__OBJECTIVE__. Below is a set of records; print all of them exactly as written.

__PROVIDED DATA__.
— Begin —
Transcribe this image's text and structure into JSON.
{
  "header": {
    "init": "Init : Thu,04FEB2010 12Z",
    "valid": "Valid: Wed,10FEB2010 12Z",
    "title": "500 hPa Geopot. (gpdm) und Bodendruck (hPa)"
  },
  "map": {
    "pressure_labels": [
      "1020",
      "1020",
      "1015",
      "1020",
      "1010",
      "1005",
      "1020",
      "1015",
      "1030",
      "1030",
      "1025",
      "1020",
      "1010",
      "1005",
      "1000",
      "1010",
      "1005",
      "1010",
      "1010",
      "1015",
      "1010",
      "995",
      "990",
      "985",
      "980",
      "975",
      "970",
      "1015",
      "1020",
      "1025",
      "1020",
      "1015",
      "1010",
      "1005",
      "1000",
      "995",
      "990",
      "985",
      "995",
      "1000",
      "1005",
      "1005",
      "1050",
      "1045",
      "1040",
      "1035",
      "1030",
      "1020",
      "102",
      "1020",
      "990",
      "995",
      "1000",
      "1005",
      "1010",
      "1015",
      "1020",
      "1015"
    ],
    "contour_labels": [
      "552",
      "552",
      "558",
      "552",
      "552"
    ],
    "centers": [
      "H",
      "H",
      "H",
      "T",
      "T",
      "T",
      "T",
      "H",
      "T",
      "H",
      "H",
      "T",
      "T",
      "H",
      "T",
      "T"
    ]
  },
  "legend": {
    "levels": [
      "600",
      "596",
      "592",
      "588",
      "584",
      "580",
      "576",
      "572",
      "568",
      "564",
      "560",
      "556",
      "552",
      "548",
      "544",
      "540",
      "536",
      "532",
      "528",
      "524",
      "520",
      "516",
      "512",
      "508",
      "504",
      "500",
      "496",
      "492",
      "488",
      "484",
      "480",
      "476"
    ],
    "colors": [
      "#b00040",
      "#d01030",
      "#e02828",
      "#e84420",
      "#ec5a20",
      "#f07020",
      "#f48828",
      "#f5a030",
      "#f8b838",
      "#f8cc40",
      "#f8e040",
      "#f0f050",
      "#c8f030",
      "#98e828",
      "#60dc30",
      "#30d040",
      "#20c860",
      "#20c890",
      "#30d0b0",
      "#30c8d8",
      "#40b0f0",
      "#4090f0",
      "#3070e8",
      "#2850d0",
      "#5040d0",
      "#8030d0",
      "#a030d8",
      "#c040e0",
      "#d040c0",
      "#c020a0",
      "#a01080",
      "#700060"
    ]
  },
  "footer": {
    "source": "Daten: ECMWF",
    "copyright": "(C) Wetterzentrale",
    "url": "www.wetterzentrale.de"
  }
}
— End —
__FULL ANSWER__.
Transcribe this image's text and structure into JSON.
{
  "header": {
    "init": "Init : Thu,04FEB2010 12Z",
    "valid": "Valid: Wed,10FEB2010 12Z",
    "title": "500 hPa Geopot. (gpdm) und Bodendruck (hPa)"
  },
  "map": {
    "pressure_labels": [
      "1020",
      "1020",
      "1015",
      "1020",
      "1010",
      "1005",
      "1020",
      "1015",
      "1030",
      "1030",
      "1025",
      "1020",
      "1010",
      "1005",
      "1000",
      "1010",
      "1005",
      "1010",
      "1010",
      "1015",
      "1010",
      "995",
      "990",
      "985",
      "980",
      "975",
      "970",
      "1015",
      "1020",
      "1025",
      "1020",
      "1015",
      "1010",
      "1005",
      "1000",
      "995",
      "990",
      "985",
      "995",
      "1000",
      "1005",
      "1005",
      "1050",
      "1045",
      "1040",
      "1035",
      "1030",
      "1020",
      "102",
      "1020",
      "990",
      "995",
      "1000",
      "1005",
      "1010",
      "1015",
      "1020",
      "1015"
    ],
    "contour_labels": [
      "552",
      "552",
      "558",
      "552",
      "552"
    ],
    "centers": [
      "H",
      "H",
      "H",
      "T",
      "T",
      "T",
      "T",
      "H",
      "T",
      "H",
      "H",
      "T",
      "T",
      "H",
      "T",
      "T"
    ]
  },
  "legend": {
    "levels": [
      "600",
      "596",
      "592",
      "588",
      "584",
      "580",
      "576",
      "572",
      "568",
      "564",
      "560",
      "556",
      "552",
      "548",
      "544",
      "540",
      "536",
      "532",
      "528",
      "524",
      "520",
      "516",
      "512",
      "508",
      "504",
      "500",
      "496",
      "492",
      "488",
      "484",
      "480",
      "476"
    ],
    "colors": [
      "#b00040",
      "#d01030",
      "#e02828",
      "#e84420",
      "#ec5a20",
      "#f07020",
      "#f48828",
      "#f5a030",
      "#f8b838",
      "#f8cc40",
      "#f8e040",
      "#f0f050",
      "#c8f030",
      "#98e828",
      "#60dc30",
      "#30d040",
      "#20c860",
      "#20c890",
      "#30d0b0",
      "#30c8d8",
      "#40b0f0",
      "#4090f0",
      "#3070e8",
      "#2850d0",
      "#5040d0",
      "#8030d0",
      "#a030d8",
      "#c040e0",
      "#d040c0",
      "#c020a0",
      "#a01080",
      "#700060"
    ]
  },
  "footer": {
    "source": "Daten: ECMWF",
    "copyright": "(C) Wetterzentrale",
    "url": "www.wetterzentrale.de"
  }
}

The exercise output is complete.